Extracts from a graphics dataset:
• • • •
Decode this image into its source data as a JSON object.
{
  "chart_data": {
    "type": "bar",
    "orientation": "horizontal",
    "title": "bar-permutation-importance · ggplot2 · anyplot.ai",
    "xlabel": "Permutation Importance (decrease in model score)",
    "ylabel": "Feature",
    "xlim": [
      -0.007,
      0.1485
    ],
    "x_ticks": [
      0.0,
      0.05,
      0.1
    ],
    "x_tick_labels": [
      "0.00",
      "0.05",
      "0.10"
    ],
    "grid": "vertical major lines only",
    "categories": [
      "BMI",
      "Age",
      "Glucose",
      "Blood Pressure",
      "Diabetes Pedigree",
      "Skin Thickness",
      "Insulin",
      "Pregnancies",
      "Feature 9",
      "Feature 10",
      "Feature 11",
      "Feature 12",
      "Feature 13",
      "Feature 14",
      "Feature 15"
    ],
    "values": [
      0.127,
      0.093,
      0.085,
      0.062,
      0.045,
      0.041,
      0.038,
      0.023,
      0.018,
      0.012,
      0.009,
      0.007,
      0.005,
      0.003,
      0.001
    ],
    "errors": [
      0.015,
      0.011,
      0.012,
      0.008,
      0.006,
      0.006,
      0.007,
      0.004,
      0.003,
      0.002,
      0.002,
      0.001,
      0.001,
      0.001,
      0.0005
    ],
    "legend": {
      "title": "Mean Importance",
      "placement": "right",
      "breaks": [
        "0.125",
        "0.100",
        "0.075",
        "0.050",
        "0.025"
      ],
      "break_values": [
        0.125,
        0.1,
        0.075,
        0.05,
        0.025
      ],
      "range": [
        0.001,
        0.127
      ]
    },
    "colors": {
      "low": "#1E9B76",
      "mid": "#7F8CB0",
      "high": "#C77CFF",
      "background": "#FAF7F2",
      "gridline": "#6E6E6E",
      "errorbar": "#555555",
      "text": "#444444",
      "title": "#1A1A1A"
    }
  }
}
• • • •
**WHAT NEEDS TO BE DONE:**
Restate each of the entries above verbatim.

**RESPONSE TO THE EXERCISE:**
Decode this image into its source data as a JSON object.
{
  "chart_data": {
    "type": "bar",
    "orientation": "horizontal",
    "title": "bar-permutation-importance · ggplot2 · anyplot.ai",
    "xlabel": "Permutation Importance (decrease in model score)",
    "ylabel": "Feature",
    "xlim": [
      -0.007,
      0.1485
    ],
    "x_ticks": [
      0.0,
      0.05,
      0.1
    ],
    "x_tick_labels": [
      "0.00",
      "0.05",
      "0.10"
    ],
    "grid": "vertical major lines only",
    "categories": [
      "BMI",
      "Age",
      "Glucose",
      "Blood Pressure",
      "Diabetes Pedigree",
      "Skin Thickness",
      "Insulin",
      "Pregnancies",
      "Feature 9",
      "Feature 10",
      "Feature 11",
      "Feature 12",
      "Feature 13",
      "Feature 14",
      "Feature 15"
    ],
    "values": [
      0.127,
      0.093,
      0.085,
      0.062,
      0.045,
      0.041,
      0.038,
      0.023,
      0.018,
      0.012,
      0.009,
      0.007,
      0.005,
      0.003,
      0.001
    ],
    "errors": [
      0.015,
      0.011,
      0.012,
      0.008,
      0.006,
      0.006,
      0.007,
      0.004,
      0.003,
      0.002,
      0.002,
      0.001,
      0.001,
      0.001,
      0.0005
    ],
    "legend": {
      "title": "Mean Importance",
      "placement": "right",
      "breaks": [
        "0.125",
        "0.100",
        "0.075",
        "0.050",
        "0.025"
      ],
      "break_values": [
        0.125,
        0.1,
        0.075,
        0.05,
        0.025
      ],
      "range": [
        0.001,
        0.127
      ]
    },
    "colors": {
      "low": "#1E9B76",
      "mid": "#7F8CB0",
      "high": "#C77CFF",
      "background": "#FAF7F2",
      "gridline": "#6E6E6E",
      "errorbar": "#555555",
      "text": "#444444",
      "title": "#1A1A1A"
    }
  }
}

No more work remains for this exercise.